Exercise goal: Copy every entry precisely.

Data to process:
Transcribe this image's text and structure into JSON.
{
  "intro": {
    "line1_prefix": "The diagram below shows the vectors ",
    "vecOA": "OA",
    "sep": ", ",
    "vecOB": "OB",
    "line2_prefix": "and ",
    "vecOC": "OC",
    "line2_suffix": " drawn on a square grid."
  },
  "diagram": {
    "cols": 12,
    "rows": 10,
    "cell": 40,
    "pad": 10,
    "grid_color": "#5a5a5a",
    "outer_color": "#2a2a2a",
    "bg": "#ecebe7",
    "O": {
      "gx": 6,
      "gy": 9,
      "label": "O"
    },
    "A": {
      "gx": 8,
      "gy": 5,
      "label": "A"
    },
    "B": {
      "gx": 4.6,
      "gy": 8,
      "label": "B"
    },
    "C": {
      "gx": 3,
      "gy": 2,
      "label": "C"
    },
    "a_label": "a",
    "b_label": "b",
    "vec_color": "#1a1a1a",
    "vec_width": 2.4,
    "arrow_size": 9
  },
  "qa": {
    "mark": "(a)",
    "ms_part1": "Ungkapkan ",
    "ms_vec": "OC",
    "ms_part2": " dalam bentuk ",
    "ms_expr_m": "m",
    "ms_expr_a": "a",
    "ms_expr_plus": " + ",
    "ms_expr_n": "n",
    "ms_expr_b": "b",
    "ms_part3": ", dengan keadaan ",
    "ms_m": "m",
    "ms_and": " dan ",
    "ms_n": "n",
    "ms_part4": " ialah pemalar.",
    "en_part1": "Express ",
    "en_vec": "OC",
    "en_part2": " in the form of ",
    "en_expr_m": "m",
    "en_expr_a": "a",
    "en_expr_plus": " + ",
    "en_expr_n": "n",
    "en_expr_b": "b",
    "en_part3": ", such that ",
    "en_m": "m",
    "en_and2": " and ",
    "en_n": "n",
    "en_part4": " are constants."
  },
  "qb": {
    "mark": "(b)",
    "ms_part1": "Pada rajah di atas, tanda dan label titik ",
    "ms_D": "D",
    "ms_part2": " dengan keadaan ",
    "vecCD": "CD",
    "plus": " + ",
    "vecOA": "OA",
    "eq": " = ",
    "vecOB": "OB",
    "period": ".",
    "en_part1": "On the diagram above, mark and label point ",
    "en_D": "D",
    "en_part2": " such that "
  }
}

Answer to this task:
Transcribe this image's text and structure into JSON.
{
  "intro": {
    "line1_prefix": "The diagram below shows the vectors ",
    "vecOA": "OA",
    "sep": ", ",
    "vecOB": "OB",
    "line2_prefix": "and ",
    "vecOC": "OC",
    "line2_suffix": " drawn on a square grid."
  },
  "diagram": {
    "cols": 12,
    "rows": 10,
    "cell": 40,
    "pad": 10,
    "grid_color": "#5a5a5a",
    "outer_color": "#2a2a2a",
    "bg": "#ecebe7",
    "O": {
      "gx": 6,
      "gy": 9,
      "label": "O"
    },
    "A": {
      "gx": 8,
      "gy": 5,
      "label": "A"
    },
    "B": {
      "gx": 4.6,
      "gy": 8,
      "label": "B"
    },
    "C": {
      "gx": 3,
      "gy": 2,
      "label": "C"
    },
    "a_label": "a",
    "b_label": "b",
    "vec_color": "#1a1a1a",
    "vec_width": 2.4,
    "arrow_size": 9
  },
  "qa": {
    "mark": "(a)",
    "ms_part1": "Ungkapkan ",
    "ms_vec": "OC",
    "ms_part2": " dalam bentuk ",
    "ms_expr_m": "m",
    "ms_expr_a": "a",
    "ms_expr_plus": " + ",
    "ms_expr_n": "n",
    "ms_expr_b": "b",
    "ms_part3": ", dengan keadaan ",
    "ms_m": "m",
    "ms_and": " dan ",
    "ms_n": "n",
    "ms_part4": " ialah pemalar.",
    "en_part1": "Express ",
    "en_vec": "OC",
    "en_part2": " in the form of ",
    "en_expr_m": "m",
    "en_expr_a": "a",
    "en_expr_plus": " + ",
    "en_expr_n": "n",
    "en_expr_b": "b",
    "en_part3": ", such that ",
    "en_m": "m",
    "en_and2": " and ",
    "en_n": "n",
    "en_part4": " are constants."
  },
  "qb": {
    "mark": "(b)",
    "ms_part1": "Pada rajah di atas, tanda dan label titik ",
    "ms_D": "D",
    "ms_part2": " dengan keadaan ",
    "vecCD": "CD",
    "plus": " + ",
    "vecOA": "OA",
    "eq": " = ",
    "vecOB": "OB",
    "period": ".",
    "en_part1": "On the diagram above, mark and label point ",
    "en_D": "D",
    "en_part2": " such that "
  }
}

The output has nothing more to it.